-- Start of GIVEN RECORDS --
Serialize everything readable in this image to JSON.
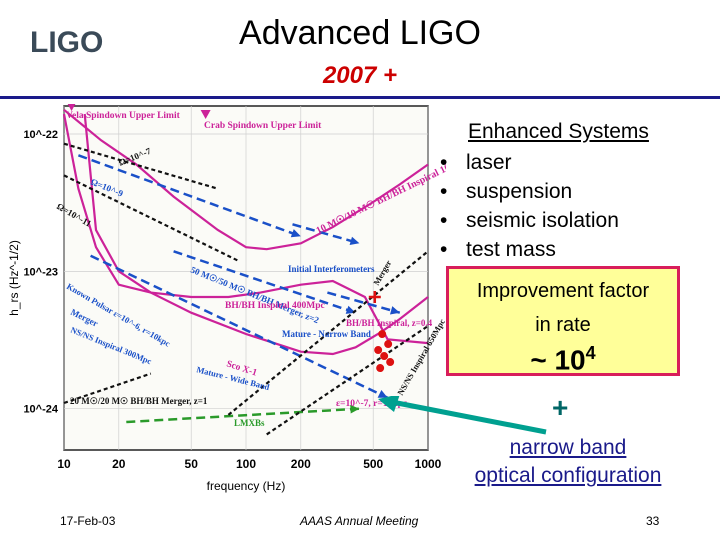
{
  "logo": {
    "text": "LIGO"
  },
  "slide": {
    "title": "Advanced LIGO",
    "subtitle": "2007 +"
  },
  "systems": {
    "heading": "Enhanced Systems",
    "items": [
      "laser",
      "suspension",
      "seismic isolation",
      "test mass"
    ]
  },
  "improvement": {
    "line1": "Improvement factor",
    "line2": "in rate",
    "value_prefix": "~ 10",
    "value_exp": "4"
  },
  "plus": "+",
  "narrow_band": {
    "line1": "narrow band",
    "line2": "optical configuration"
  },
  "footer": {
    "date": "17-Feb-03",
    "meeting": "AAAS Annual Meeting",
    "page": "33"
  },
  "chart_data": {
    "type": "line",
    "xlabel": "frequency (Hz)",
    "ylabel": "h_rs (Hz^-1/2)",
    "xscale": "log",
    "yscale": "log",
    "xlim": [
      10,
      1000
    ],
    "ylim": [
      5e-25,
      1.6e-22
    ],
    "x_ticks": [
      "10",
      "20",
      "50",
      "100",
      "200",
      "500",
      "1000"
    ],
    "y_ticks": [
      {
        "value": 1e-22,
        "label": "10^-22"
      },
      {
        "value": 1e-23,
        "label": "10^-23"
      },
      {
        "value": 1e-24,
        "label": "10^-24"
      }
    ],
    "curves": [
      {
        "name": "Initial Interferometers",
        "color": "#cc2299",
        "x": [
          10,
          16,
          25,
          40,
          70,
          100,
          130,
          200,
          300,
          500,
          700,
          1000
        ],
        "y": [
          1.5e-22,
          9e-23,
          6e-23,
          3.5e-23,
          2e-23,
          1.5e-23,
          1.45e-23,
          1.6e-23,
          2.1e-23,
          3.2e-23,
          4.3e-23,
          6e-23
        ]
      },
      {
        "name": "Mature - Narrow Band",
        "color": "#cc2299",
        "x": [
          10,
          12,
          15,
          20,
          30,
          50,
          80,
          120,
          200,
          300,
          450,
          600,
          1000
        ],
        "y": [
          1.4e-22,
          4e-23,
          1.5e-23,
          8e-24,
          7e-24,
          6.5e-24,
          6.5e-24,
          7e-24,
          8e-24,
          8.5e-24,
          6.5e-24,
          3.2e-24,
          3e-24
        ]
      },
      {
        "name": "Mature - Wide Band",
        "color": "#cc2299",
        "x": [
          13,
          15,
          20,
          30,
          50,
          100,
          200,
          300,
          400,
          550,
          700,
          1000
        ],
        "y": [
          1.4e-22,
          2e-23,
          1e-23,
          7e-24,
          5e-24,
          3.5e-24,
          2.6e-24,
          2.5e-24,
          2.8e-24,
          3.6e-24,
          4.5e-24,
          6.5e-24
        ]
      },
      {
        "name": "Ω=10^-7",
        "color": "#111111",
        "x": [
          10,
          70
        ],
        "y": [
          8.5e-23,
          4e-23
        ]
      },
      {
        "name": "Ω=10^-9",
        "color": "#111111",
        "x": [
          10,
          90
        ],
        "y": [
          5e-23,
          1.2e-23
        ]
      },
      {
        "name": "Ω=10^-11",
        "color": "#111111",
        "x": [
          10,
          30
        ],
        "y": [
          1.1e-24,
          1.8e-24
        ]
      },
      {
        "name": "10 M☉/10 M☉ BH/BH Inspiral 100Mpc",
        "color": "#1a50c8",
        "x": [
          12,
          200
        ],
        "y": [
          7e-23,
          1.8e-23
        ]
      },
      {
        "name": "BH/BH Merger",
        "color": "#1a50c8",
        "x": [
          180,
          420
        ],
        "y": [
          2.2e-23,
          1.6e-23
        ]
      },
      {
        "name": "BH/BH Inspiral 400Mpc",
        "color": "#1a50c8",
        "x": [
          40,
          400
        ],
        "y": [
          1.4e-23,
          5e-24
        ]
      },
      {
        "name": "Merger",
        "color": "#1a50c8",
        "x": [
          280,
          700
        ],
        "y": [
          7e-24,
          5e-24
        ]
      },
      {
        "name": "NS/NS Inspiral 300Mpc / NS/NS Inspiral 650Mpc",
        "color": "#1a50c8",
        "x": [
          14,
          600
        ],
        "y": [
          1.3e-23,
          1.2e-24
        ]
      },
      {
        "name": "20 M☉/20 M☉ BH/BH Merger, z=1",
        "color": "#2a9a2a",
        "x": [
          22,
          420
        ],
        "y": [
          8e-25,
          1e-24
        ]
      },
      {
        "name": "Known Pulsar ε=10^-6, r=10kpc",
        "color": "#111111",
        "x": [
          80,
          1000
        ],
        "y": [
          9e-25,
          1.4e-23
        ]
      },
      {
        "name": "ε=10^-7, r=10kpc",
        "color": "#111111",
        "x": [
          130,
          1000
        ],
        "y": [
          6.5e-25,
          4e-24
        ]
      }
    ],
    "annotations": [
      {
        "text": "Vela Spindown Upper Limit",
        "color": "#cc2299"
      },
      {
        "text": "Crab Spindown Upper Limit",
        "color": "#cc2299"
      },
      {
        "text": "Ω=10^-7"
      },
      {
        "text": "Ω=10^-9"
      },
      {
        "text": "Ω=10^-11"
      },
      {
        "text": "10 M☉/10 M☉ BH/BH Inspiral 100Mpc"
      },
      {
        "text": "Initial Interferometers"
      },
      {
        "text": "Merger"
      },
      {
        "text": "Known Pulsar ε=10^-6, r=10kpc"
      },
      {
        "text": "50 M☉/50 M☉ BH/BH Merger, z=2"
      },
      {
        "text": "BH/BH Inspiral 400Mpc"
      },
      {
        "text": "Mature - Narrow Band"
      },
      {
        "text": "Merger"
      },
      {
        "text": "NS/NS Inspiral 300Mpc"
      },
      {
        "text": "BH/BH Inspiral, z=0.4"
      },
      {
        "text": "Sco X-1"
      },
      {
        "text": "Mature - Wide Band"
      },
      {
        "text": "NS/NS Inspiral 650Mpc"
      },
      {
        "text": "ε=10^-7, r=10kpc"
      },
      {
        "text": "LMXBs"
      },
      {
        "text": "20 M☉/20 M☉ BH/BH Merger, z=1"
      }
    ],
    "markers": [
      {
        "name": "Vela Spindown Upper Limit",
        "x": 11,
        "y": 1.6e-22,
        "color": "#cc2299"
      },
      {
        "name": "Crab Spindown Upper Limit",
        "x": 60,
        "y": 1.4e-22,
        "color": "#cc2299"
      },
      {
        "name": "Sco X-1",
        "x": 510,
        "y": 6.5e-24,
        "color": "#dd1111"
      },
      {
        "name": "LMXBs",
        "x": 560,
        "y": 2.5e-24,
        "color": "#dd1111"
      }
    ],
    "grid": true
  }
}
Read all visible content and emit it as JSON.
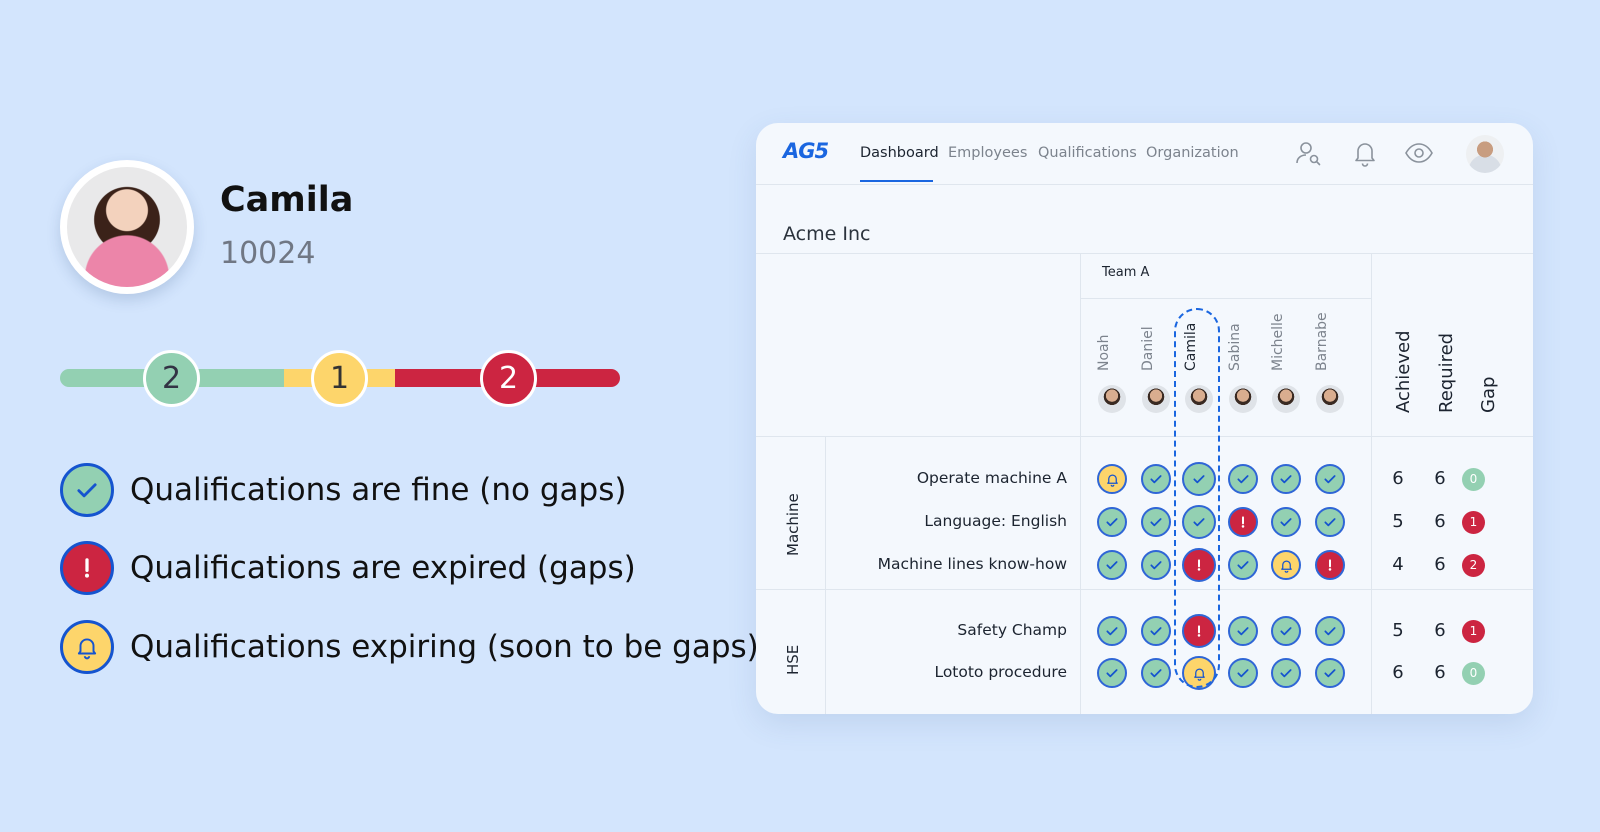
-- End of GIVEN RECORDS --
Gather from the entries above all lines that include the string "Pulsar".

FINAL ANSWER -
        "name": "Known Pulsar ε=10^-6, r=10kpc",
        "text": "Known Pulsar ε=10^-6, r=10kpc"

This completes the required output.